> _Supplied data_:
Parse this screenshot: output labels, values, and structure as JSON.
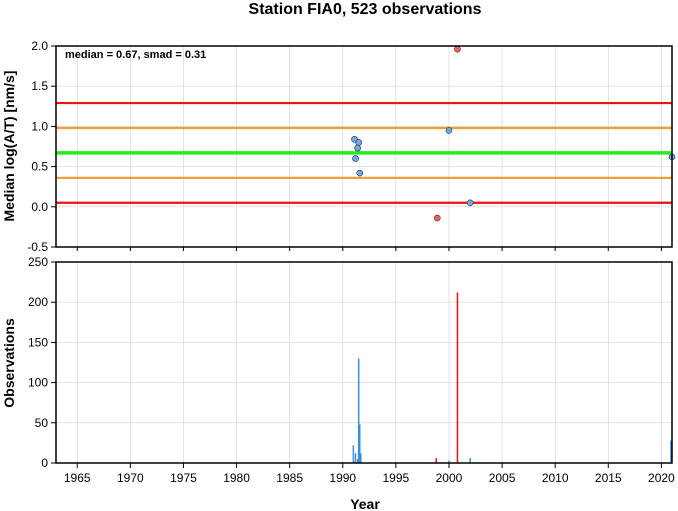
{
  "chart_data": [
    {
      "type": "scatter",
      "title": "Station FIA0, 523 observations",
      "annotation": "median = 0.67, smad = 0.31",
      "ylabel": "Median log(A/T) [nm/s]",
      "xlabel": "",
      "xlim": [
        1963,
        2021
      ],
      "ylim": [
        -0.5,
        2.0
      ],
      "yticks": [
        -0.5,
        0.0,
        0.5,
        1.0,
        1.5,
        2.0
      ],
      "ytick_labels": [
        "-0.5",
        "0.0",
        "0.5",
        "1.0",
        "1.5",
        "2.0"
      ],
      "xticks": [
        1965,
        1970,
        1975,
        1980,
        1985,
        1990,
        1995,
        2000,
        2005,
        2010,
        2015,
        2020
      ],
      "grid": true,
      "reference_lines": [
        {
          "y": 1.29,
          "color": "#ee1111"
        },
        {
          "y": 0.98,
          "color": "#f0a030"
        },
        {
          "y": 0.67,
          "color": "#22ee22"
        },
        {
          "y": 0.36,
          "color": "#f0a030"
        },
        {
          "y": 0.05,
          "color": "#ee1111"
        }
      ],
      "points": [
        {
          "x": 1991.1,
          "y": 0.84,
          "color": "#6fa8ef"
        },
        {
          "x": 1991.5,
          "y": 0.8,
          "color": "#6fa8ef"
        },
        {
          "x": 1991.4,
          "y": 0.73,
          "color": "#6fa8ef"
        },
        {
          "x": 1991.2,
          "y": 0.6,
          "color": "#6fa8ef"
        },
        {
          "x": 1991.6,
          "y": 0.42,
          "color": "#6fa8ef"
        },
        {
          "x": 1998.9,
          "y": -0.14,
          "color": "#f06060"
        },
        {
          "x": 2000.0,
          "y": 0.95,
          "color": "#6fa8ef"
        },
        {
          "x": 2000.8,
          "y": 1.96,
          "color": "#f06060"
        },
        {
          "x": 2002.0,
          "y": 0.05,
          "color": "#6fa8ef"
        },
        {
          "x": 2021.0,
          "y": 0.62,
          "color": "#6fa8ef"
        }
      ]
    },
    {
      "type": "bar",
      "title": "",
      "xlabel": "Year",
      "ylabel": "Observations",
      "xlim": [
        1963,
        2021
      ],
      "ylim": [
        0,
        250
      ],
      "yticks": [
        0,
        50,
        100,
        150,
        200,
        250
      ],
      "xticks": [
        1965,
        1970,
        1975,
        1980,
        1985,
        1990,
        1995,
        2000,
        2005,
        2010,
        2015,
        2020
      ],
      "grid": true,
      "bars": [
        {
          "x": 1991.0,
          "y": 22,
          "color": "#3a8fd8"
        },
        {
          "x": 1991.2,
          "y": 12,
          "color": "#3a8fd8"
        },
        {
          "x": 1991.4,
          "y": 5,
          "color": "#3a8fd8"
        },
        {
          "x": 1991.5,
          "y": 130,
          "color": "#3a8fd8"
        },
        {
          "x": 1991.6,
          "y": 48,
          "color": "#3a8fd8"
        },
        {
          "x": 1991.7,
          "y": 12,
          "color": "#3a8fd8"
        },
        {
          "x": 1998.8,
          "y": 6,
          "color": "#ee1111"
        },
        {
          "x": 2000.0,
          "y": 3,
          "color": "#3a8fd8"
        },
        {
          "x": 2000.8,
          "y": 212,
          "color": "#ee1111"
        },
        {
          "x": 2002.0,
          "y": 6,
          "color": "#3a8fd8"
        },
        {
          "x": 2020.9,
          "y": 28,
          "color": "#3a8fd8"
        }
      ]
    }
  ]
}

> _Task description_: Quote in full the listing given above; the images are to be left out.

> _Exercise output_:
Parse this screenshot: output labels, values, and structure as JSON.
{
  "chart_data": [
    {
      "type": "scatter",
      "title": "Station FIA0, 523 observations",
      "annotation": "median = 0.67, smad = 0.31",
      "ylabel": "Median log(A/T) [nm/s]",
      "xlabel": "",
      "xlim": [
        1963,
        2021
      ],
      "ylim": [
        -0.5,
        2.0
      ],
      "yticks": [
        -0.5,
        0.0,
        0.5,
        1.0,
        1.5,
        2.0
      ],
      "ytick_labels": [
        "-0.5",
        "0.0",
        "0.5",
        "1.0",
        "1.5",
        "2.0"
      ],
      "xticks": [
        1965,
        1970,
        1975,
        1980,
        1985,
        1990,
        1995,
        2000,
        2005,
        2010,
        2015,
        2020
      ],
      "grid": true,
      "reference_lines": [
        {
          "y": 1.29,
          "color": "#ee1111"
        },
        {
          "y": 0.98,
          "color": "#f0a030"
        },
        {
          "y": 0.67,
          "color": "#22ee22"
        },
        {
          "y": 0.36,
          "color": "#f0a030"
        },
        {
          "y": 0.05,
          "color": "#ee1111"
        }
      ],
      "points": [
        {
          "x": 1991.1,
          "y": 0.84,
          "color": "#6fa8ef"
        },
        {
          "x": 1991.5,
          "y": 0.8,
          "color": "#6fa8ef"
        },
        {
          "x": 1991.4,
          "y": 0.73,
          "color": "#6fa8ef"
        },
        {
          "x": 1991.2,
          "y": 0.6,
          "color": "#6fa8ef"
        },
        {
          "x": 1991.6,
          "y": 0.42,
          "color": "#6fa8ef"
        },
        {
          "x": 1998.9,
          "y": -0.14,
          "color": "#f06060"
        },
        {
          "x": 2000.0,
          "y": 0.95,
          "color": "#6fa8ef"
        },
        {
          "x": 2000.8,
          "y": 1.96,
          "color": "#f06060"
        },
        {
          "x": 2002.0,
          "y": 0.05,
          "color": "#6fa8ef"
        },
        {
          "x": 2021.0,
          "y": 0.62,
          "color": "#6fa8ef"
        }
      ]
    },
    {
      "type": "bar",
      "title": "",
      "xlabel": "Year",
      "ylabel": "Observations",
      "xlim": [
        1963,
        2021
      ],
      "ylim": [
        0,
        250
      ],
      "yticks": [
        0,
        50,
        100,
        150,
        200,
        250
      ],
      "xticks": [
        1965,
        1970,
        1975,
        1980,
        1985,
        1990,
        1995,
        2000,
        2005,
        2010,
        2015,
        2020
      ],
      "grid": true,
      "bars": [
        {
          "x": 1991.0,
          "y": 22,
          "color": "#3a8fd8"
        },
        {
          "x": 1991.2,
          "y": 12,
          "color": "#3a8fd8"
        },
        {
          "x": 1991.4,
          "y": 5,
          "color": "#3a8fd8"
        },
        {
          "x": 1991.5,
          "y": 130,
          "color": "#3a8fd8"
        },
        {
          "x": 1991.6,
          "y": 48,
          "color": "#3a8fd8"
        },
        {
          "x": 1991.7,
          "y": 12,
          "color": "#3a8fd8"
        },
        {
          "x": 1998.8,
          "y": 6,
          "color": "#ee1111"
        },
        {
          "x": 2000.0,
          "y": 3,
          "color": "#3a8fd8"
        },
        {
          "x": 2000.8,
          "y": 212,
          "color": "#ee1111"
        },
        {
          "x": 2002.0,
          "y": 6,
          "color": "#3a8fd8"
        },
        {
          "x": 2020.9,
          "y": 28,
          "color": "#3a8fd8"
        }
      ]
    }
  ]
}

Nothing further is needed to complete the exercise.